## START Data provided
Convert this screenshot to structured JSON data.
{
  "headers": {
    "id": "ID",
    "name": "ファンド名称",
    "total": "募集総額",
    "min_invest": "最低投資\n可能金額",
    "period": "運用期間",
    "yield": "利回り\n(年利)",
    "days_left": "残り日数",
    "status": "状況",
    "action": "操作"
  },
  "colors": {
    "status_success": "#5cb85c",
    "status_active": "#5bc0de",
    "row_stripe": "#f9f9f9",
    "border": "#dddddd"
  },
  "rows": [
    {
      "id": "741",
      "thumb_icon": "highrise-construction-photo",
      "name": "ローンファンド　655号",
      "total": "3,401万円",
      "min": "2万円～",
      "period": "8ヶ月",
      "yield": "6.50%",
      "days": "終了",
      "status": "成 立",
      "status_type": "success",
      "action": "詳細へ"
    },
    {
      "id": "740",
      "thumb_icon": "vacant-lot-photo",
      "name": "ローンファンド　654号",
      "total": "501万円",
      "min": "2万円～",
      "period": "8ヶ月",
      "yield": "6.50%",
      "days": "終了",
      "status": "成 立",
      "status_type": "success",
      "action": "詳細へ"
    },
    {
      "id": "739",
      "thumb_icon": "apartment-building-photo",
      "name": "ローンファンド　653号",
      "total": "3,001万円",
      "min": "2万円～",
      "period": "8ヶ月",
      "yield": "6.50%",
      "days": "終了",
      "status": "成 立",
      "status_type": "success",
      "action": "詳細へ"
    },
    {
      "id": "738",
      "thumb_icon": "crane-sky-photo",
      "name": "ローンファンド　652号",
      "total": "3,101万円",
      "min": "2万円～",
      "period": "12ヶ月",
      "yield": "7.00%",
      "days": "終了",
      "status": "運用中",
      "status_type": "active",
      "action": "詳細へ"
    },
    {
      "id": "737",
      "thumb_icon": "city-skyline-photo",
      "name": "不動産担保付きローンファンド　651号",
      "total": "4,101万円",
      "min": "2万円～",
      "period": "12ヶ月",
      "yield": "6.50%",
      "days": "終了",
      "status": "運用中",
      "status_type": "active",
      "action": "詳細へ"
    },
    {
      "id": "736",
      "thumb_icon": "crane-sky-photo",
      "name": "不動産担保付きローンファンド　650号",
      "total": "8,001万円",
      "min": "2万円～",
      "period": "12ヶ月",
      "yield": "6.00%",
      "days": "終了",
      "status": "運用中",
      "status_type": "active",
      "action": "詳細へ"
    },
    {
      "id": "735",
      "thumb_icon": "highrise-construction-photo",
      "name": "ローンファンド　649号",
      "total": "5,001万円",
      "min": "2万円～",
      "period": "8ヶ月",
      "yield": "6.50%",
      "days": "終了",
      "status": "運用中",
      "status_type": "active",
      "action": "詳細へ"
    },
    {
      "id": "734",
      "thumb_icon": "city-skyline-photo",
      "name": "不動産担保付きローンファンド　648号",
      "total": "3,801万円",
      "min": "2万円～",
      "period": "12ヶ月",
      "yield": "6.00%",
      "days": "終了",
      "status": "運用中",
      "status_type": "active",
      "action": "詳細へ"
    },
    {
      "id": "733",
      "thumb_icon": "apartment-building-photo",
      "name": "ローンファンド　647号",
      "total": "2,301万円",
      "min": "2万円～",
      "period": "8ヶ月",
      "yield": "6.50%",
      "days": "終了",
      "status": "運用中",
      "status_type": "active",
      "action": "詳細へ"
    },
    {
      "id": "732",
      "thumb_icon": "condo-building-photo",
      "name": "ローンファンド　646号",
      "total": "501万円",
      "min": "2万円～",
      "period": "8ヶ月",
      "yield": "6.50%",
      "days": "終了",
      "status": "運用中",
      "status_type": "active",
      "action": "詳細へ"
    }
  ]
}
## END Data provided
## START Data provided
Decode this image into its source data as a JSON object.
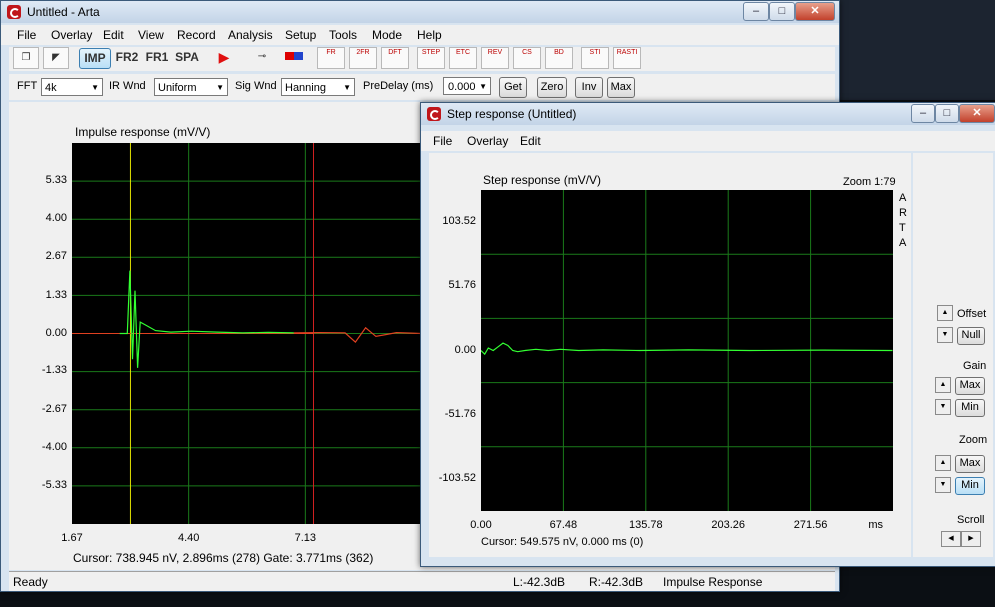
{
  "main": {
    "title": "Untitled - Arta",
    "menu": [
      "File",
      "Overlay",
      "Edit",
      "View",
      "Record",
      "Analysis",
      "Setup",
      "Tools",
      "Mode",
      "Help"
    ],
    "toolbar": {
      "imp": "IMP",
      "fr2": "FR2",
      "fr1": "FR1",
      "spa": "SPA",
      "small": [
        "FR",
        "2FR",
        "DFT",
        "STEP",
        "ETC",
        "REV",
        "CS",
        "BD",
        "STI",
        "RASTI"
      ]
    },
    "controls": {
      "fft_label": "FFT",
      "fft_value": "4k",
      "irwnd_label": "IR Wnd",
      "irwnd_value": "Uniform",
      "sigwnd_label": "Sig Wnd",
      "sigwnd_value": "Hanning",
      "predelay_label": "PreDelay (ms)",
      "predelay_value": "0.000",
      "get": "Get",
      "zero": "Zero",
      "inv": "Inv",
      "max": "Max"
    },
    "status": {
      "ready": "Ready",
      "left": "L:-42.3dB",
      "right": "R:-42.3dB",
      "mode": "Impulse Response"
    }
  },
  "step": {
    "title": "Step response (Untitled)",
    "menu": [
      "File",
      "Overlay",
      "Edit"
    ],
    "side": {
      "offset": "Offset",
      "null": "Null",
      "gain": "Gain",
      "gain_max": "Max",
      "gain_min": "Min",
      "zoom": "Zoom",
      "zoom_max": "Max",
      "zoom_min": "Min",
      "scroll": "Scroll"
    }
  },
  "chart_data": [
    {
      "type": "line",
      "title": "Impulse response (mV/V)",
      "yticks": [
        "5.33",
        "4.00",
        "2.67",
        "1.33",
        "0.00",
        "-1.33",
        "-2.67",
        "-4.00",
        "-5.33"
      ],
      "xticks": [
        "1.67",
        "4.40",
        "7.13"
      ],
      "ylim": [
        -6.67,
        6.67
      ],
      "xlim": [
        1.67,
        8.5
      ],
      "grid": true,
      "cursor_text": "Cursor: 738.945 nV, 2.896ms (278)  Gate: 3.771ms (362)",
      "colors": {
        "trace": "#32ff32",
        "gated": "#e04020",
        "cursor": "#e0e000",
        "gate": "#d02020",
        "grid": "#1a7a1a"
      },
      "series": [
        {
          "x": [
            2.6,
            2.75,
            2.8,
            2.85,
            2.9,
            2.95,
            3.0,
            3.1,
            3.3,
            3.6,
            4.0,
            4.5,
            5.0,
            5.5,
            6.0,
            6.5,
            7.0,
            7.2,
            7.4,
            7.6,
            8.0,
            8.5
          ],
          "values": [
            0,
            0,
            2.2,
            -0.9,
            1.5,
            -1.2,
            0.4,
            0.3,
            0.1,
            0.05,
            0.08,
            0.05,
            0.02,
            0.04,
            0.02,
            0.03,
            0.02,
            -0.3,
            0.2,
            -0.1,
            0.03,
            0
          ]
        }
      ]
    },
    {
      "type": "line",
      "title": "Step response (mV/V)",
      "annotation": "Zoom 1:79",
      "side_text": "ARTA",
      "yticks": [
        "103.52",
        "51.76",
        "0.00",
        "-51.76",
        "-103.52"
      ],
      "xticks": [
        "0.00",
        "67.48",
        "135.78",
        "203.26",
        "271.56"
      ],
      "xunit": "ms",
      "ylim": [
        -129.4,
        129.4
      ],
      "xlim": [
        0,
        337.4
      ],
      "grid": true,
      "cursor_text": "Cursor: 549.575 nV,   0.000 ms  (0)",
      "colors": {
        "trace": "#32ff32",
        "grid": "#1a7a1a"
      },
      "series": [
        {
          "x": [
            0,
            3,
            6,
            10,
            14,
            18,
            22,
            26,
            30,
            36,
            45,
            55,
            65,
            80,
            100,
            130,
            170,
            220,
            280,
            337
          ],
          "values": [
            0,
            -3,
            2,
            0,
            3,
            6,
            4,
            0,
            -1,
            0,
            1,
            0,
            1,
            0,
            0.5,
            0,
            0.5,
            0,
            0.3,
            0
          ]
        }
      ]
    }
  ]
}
## END Data provided
- **Requirements**
Identify and copy lines that hold the string "JSON".

- **Output**
Convert this screenshot to structured JSON data.
Decode this image into its source data as a JSON object.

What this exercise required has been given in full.